■ What this task involves: The records underneath are to be repeated exactly, with the pictures left out.

■ Dataset records:

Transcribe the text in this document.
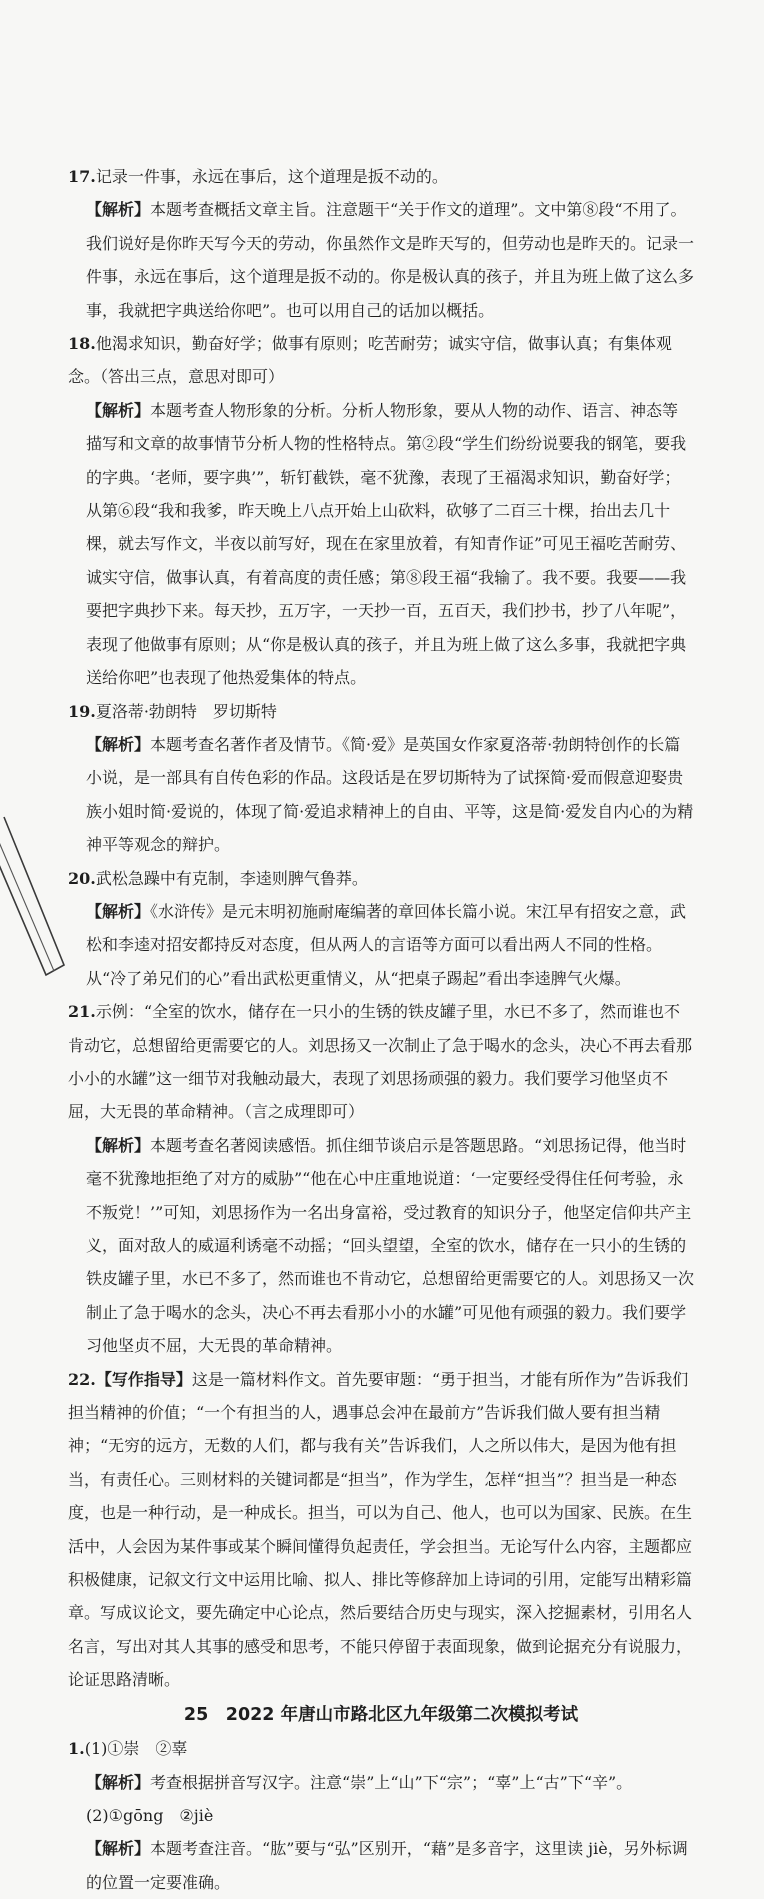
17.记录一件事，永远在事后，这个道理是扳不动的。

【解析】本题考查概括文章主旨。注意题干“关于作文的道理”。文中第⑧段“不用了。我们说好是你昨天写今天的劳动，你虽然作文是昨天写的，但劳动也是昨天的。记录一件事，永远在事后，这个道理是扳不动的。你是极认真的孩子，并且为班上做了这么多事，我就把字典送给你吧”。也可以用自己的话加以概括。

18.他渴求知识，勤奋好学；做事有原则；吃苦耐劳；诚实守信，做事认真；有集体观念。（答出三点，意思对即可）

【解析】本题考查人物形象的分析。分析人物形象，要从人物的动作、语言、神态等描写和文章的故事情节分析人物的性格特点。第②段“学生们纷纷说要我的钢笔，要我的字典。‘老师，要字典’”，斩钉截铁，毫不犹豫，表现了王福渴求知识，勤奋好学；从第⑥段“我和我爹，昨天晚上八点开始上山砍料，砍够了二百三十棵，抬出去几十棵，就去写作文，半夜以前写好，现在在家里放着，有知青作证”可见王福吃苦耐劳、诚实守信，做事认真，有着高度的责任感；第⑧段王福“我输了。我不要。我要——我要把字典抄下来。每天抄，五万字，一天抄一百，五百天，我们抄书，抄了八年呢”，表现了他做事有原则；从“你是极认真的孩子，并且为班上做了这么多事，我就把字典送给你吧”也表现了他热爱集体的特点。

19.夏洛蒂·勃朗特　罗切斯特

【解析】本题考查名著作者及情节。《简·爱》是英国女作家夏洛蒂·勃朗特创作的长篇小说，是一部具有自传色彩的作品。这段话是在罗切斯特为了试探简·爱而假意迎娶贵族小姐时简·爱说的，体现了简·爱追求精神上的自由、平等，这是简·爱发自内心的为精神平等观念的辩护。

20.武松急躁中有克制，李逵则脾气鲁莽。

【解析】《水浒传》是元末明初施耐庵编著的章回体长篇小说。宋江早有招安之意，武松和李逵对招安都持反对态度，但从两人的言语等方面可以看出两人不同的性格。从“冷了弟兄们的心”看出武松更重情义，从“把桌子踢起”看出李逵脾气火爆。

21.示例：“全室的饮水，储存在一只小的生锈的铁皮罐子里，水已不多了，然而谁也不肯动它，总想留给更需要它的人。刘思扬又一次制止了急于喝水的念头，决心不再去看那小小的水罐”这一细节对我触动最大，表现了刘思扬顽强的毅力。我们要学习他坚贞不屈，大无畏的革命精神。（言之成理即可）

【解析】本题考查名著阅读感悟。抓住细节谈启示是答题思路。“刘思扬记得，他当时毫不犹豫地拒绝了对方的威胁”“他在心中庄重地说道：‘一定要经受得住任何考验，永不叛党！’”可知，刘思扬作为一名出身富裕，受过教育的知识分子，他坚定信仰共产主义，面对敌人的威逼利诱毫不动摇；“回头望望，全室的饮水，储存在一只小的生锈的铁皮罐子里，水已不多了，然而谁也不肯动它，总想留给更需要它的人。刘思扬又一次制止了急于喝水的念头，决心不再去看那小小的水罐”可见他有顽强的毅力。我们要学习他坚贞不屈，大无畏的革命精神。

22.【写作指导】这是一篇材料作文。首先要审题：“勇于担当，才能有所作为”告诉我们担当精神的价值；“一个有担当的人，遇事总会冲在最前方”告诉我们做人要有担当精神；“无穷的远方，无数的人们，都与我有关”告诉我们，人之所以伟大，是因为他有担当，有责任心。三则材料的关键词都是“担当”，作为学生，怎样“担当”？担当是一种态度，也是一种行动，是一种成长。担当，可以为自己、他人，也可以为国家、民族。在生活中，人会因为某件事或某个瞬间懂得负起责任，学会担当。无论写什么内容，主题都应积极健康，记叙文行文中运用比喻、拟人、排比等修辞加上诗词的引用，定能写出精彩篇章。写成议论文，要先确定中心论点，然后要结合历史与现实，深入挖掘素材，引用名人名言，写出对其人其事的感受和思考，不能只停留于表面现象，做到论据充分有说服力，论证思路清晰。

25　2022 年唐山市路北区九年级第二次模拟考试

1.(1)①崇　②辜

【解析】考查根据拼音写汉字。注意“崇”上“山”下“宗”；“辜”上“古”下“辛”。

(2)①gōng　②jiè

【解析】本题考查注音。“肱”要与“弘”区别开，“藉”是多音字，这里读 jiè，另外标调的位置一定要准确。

■ Written reply:
Transcribe the text in this document.
17.记录一件事，永远在事后，这个道理是扳不动的。

【解析】本题考查概括文章主旨。注意题干“关于作文的道理”。文中第⑧段“不用了。我们说好是你昨天写今天的劳动，你虽然作文是昨天写的，但劳动也是昨天的。记录一件事，永远在事后，这个道理是扳不动的。你是极认真的孩子，并且为班上做了这么多事，我就把字典送给你吧”。也可以用自己的话加以概括。

18.他渴求知识，勤奋好学；做事有原则；吃苦耐劳；诚实守信，做事认真；有集体观念。（答出三点，意思对即可）

【解析】本题考查人物形象的分析。分析人物形象，要从人物的动作、语言、神态等描写和文章的故事情节分析人物的性格特点。第②段“学生们纷纷说要我的钢笔，要我的字典。‘老师，要字典’”，斩钉截铁，毫不犹豫，表现了王福渴求知识，勤奋好学；从第⑥段“我和我爹，昨天晚上八点开始上山砍料，砍够了二百三十棵，抬出去几十棵，就去写作文，半夜以前写好，现在在家里放着，有知青作证”可见王福吃苦耐劳、诚实守信，做事认真，有着高度的责任感；第⑧段王福“我输了。我不要。我要——我要把字典抄下来。每天抄，五万字，一天抄一百，五百天，我们抄书，抄了八年呢”，表现了他做事有原则；从“你是极认真的孩子，并且为班上做了这么多事，我就把字典送给你吧”也表现了他热爱集体的特点。

19.夏洛蒂·勃朗特　罗切斯特

【解析】本题考查名著作者及情节。《简·爱》是英国女作家夏洛蒂·勃朗特创作的长篇小说，是一部具有自传色彩的作品。这段话是在罗切斯特为了试探简·爱而假意迎娶贵族小姐时简·爱说的，体现了简·爱追求精神上的自由、平等，这是简·爱发自内心的为精神平等观念的辩护。

20.武松急躁中有克制，李逵则脾气鲁莽。

【解析】《水浒传》是元末明初施耐庵编著的章回体长篇小说。宋江早有招安之意，武松和李逵对招安都持反对态度，但从两人的言语等方面可以看出两人不同的性格。从“冷了弟兄们的心”看出武松更重情义，从“把桌子踢起”看出李逵脾气火爆。

21.示例：“全室的饮水，储存在一只小的生锈的铁皮罐子里，水已不多了，然而谁也不肯动它，总想留给更需要它的人。刘思扬又一次制止了急于喝水的念头，决心不再去看那小小的水罐”这一细节对我触动最大，表现了刘思扬顽强的毅力。我们要学习他坚贞不屈，大无畏的革命精神。（言之成理即可）

【解析】本题考查名著阅读感悟。抓住细节谈启示是答题思路。“刘思扬记得，他当时毫不犹豫地拒绝了对方的威胁”“他在心中庄重地说道：‘一定要经受得住任何考验，永不叛党！’”可知，刘思扬作为一名出身富裕，受过教育的知识分子，他坚定信仰共产主义，面对敌人的威逼利诱毫不动摇；“回头望望，全室的饮水，储存在一只小的生锈的铁皮罐子里，水已不多了，然而谁也不肯动它，总想留给更需要它的人。刘思扬又一次制止了急于喝水的念头，决心不再去看那小小的水罐”可见他有顽强的毅力。我们要学习他坚贞不屈，大无畏的革命精神。

22.【写作指导】这是一篇材料作文。首先要审题：“勇于担当，才能有所作为”告诉我们担当精神的价值；“一个有担当的人，遇事总会冲在最前方”告诉我们做人要有担当精神；“无穷的远方，无数的人们，都与我有关”告诉我们，人之所以伟大，是因为他有担当，有责任心。三则材料的关键词都是“担当”，作为学生，怎样“担当”？担当是一种态度，也是一种行动，是一种成长。担当，可以为自己、他人，也可以为国家、民族。在生活中，人会因为某件事或某个瞬间懂得负起责任，学会担当。无论写什么内容，主题都应积极健康，记叙文行文中运用比喻、拟人、排比等修辞加上诗词的引用，定能写出精彩篇章。写成议论文，要先确定中心论点，然后要结合历史与现实，深入挖掘素材，引用名人名言，写出对其人其事的感受和思考，不能只停留于表面现象，做到论据充分有说服力，论证思路清晰。

25　2022 年唐山市路北区九年级第二次模拟考试

1.(1)①崇　②辜

【解析】考查根据拼音写汉字。注意“崇”上“山”下“宗”；“辜”上“古”下“辛”。

(2)①gōng　②jiè

【解析】本题考查注音。“肱”要与“弘”区别开，“藉”是多音字，这里读 jiè，另外标调的位置一定要准确。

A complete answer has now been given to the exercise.